[Information given]:

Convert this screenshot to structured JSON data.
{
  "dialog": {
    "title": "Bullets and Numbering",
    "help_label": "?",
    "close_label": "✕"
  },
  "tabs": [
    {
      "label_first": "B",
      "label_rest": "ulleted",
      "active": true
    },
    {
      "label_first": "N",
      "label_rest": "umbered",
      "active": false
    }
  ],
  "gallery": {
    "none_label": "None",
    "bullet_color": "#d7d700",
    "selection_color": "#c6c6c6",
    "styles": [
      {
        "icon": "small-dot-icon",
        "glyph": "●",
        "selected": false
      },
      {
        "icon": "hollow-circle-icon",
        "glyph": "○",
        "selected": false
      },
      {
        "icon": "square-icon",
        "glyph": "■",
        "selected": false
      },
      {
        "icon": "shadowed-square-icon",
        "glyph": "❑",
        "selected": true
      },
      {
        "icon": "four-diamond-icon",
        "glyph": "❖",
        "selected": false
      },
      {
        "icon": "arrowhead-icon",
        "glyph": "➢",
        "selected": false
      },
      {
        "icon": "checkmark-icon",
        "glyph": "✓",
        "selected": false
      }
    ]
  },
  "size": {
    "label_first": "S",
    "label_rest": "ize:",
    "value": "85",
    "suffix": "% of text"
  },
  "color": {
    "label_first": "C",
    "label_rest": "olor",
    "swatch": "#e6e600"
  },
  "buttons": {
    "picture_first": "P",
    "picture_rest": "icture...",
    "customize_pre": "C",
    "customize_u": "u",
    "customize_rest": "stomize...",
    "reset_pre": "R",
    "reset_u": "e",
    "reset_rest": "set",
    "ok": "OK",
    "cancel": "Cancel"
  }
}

[Short problem]: Output every record above exactly as it appears.

[Result below]:
Convert this screenshot to structured JSON data.
{
  "dialog": {
    "title": "Bullets and Numbering",
    "help_label": "?",
    "close_label": "✕"
  },
  "tabs": [
    {
      "label_first": "B",
      "label_rest": "ulleted",
      "active": true
    },
    {
      "label_first": "N",
      "label_rest": "umbered",
      "active": false
    }
  ],
  "gallery": {
    "none_label": "None",
    "bullet_color": "#d7d700",
    "selection_color": "#c6c6c6",
    "styles": [
      {
        "icon": "small-dot-icon",
        "glyph": "●",
        "selected": false
      },
      {
        "icon": "hollow-circle-icon",
        "glyph": "○",
        "selected": false
      },
      {
        "icon": "square-icon",
        "glyph": "■",
        "selected": false
      },
      {
        "icon": "shadowed-square-icon",
        "glyph": "❑",
        "selected": true
      },
      {
        "icon": "four-diamond-icon",
        "glyph": "❖",
        "selected": false
      },
      {
        "icon": "arrowhead-icon",
        "glyph": "➢",
        "selected": false
      },
      {
        "icon": "checkmark-icon",
        "glyph": "✓",
        "selected": false
      }
    ]
  },
  "size": {
    "label_first": "S",
    "label_rest": "ize:",
    "value": "85",
    "suffix": "% of text"
  },
  "color": {
    "label_first": "C",
    "label_rest": "olor",
    "swatch": "#e6e600"
  },
  "buttons": {
    "picture_first": "P",
    "picture_rest": "icture...",
    "customize_pre": "C",
    "customize_u": "u",
    "customize_rest": "stomize...",
    "reset_pre": "R",
    "reset_u": "e",
    "reset_rest": "set",
    "ok": "OK",
    "cancel": "Cancel"
  }
}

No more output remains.